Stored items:
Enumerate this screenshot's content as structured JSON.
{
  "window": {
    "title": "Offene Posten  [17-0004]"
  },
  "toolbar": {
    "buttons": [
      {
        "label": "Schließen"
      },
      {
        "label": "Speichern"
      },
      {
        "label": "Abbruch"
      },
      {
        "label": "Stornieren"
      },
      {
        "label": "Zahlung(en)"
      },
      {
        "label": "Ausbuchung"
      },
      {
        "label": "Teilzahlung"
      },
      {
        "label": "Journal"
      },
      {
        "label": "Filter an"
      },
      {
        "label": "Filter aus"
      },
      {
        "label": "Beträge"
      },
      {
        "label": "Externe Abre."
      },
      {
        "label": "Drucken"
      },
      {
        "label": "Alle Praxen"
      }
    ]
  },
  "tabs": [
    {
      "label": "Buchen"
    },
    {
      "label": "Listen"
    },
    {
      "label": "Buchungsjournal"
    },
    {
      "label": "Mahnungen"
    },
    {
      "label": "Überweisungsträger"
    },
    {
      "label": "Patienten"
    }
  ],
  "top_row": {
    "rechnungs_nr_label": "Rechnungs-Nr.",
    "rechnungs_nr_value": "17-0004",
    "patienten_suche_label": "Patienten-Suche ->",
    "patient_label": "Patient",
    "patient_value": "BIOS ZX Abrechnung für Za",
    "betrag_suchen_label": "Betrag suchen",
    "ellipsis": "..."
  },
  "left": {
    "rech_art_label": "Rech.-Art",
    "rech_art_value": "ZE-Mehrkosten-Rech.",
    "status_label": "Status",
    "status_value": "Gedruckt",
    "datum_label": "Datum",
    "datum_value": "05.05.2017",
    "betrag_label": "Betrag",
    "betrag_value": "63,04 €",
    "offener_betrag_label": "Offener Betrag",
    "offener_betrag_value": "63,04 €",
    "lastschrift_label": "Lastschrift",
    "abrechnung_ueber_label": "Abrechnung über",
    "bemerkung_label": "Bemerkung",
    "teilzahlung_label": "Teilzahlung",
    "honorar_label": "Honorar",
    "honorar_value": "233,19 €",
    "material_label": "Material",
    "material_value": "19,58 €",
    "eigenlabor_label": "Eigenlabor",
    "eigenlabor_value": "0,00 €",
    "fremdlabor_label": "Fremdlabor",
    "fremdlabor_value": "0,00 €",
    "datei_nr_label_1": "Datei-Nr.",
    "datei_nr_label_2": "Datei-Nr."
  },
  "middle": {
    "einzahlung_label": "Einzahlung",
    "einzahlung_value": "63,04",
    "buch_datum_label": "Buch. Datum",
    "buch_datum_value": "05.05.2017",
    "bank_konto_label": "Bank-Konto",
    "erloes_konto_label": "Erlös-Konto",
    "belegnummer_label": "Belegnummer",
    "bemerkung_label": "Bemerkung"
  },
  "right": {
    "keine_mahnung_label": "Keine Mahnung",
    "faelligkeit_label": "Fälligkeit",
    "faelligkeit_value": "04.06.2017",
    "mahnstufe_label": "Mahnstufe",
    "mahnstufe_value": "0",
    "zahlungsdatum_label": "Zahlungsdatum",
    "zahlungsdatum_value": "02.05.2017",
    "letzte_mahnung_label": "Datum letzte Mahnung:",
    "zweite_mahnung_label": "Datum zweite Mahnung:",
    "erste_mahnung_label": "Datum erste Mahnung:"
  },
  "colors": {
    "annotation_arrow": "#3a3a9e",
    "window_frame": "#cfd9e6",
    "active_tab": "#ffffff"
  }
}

**Exercise objective:** Find the word "Bemerkung" in the data and copy out each line where it turns up.

**Task output:**
    "bemerkung_label": "Bemerkung",
    "bemerkung_label": "Bemerkung"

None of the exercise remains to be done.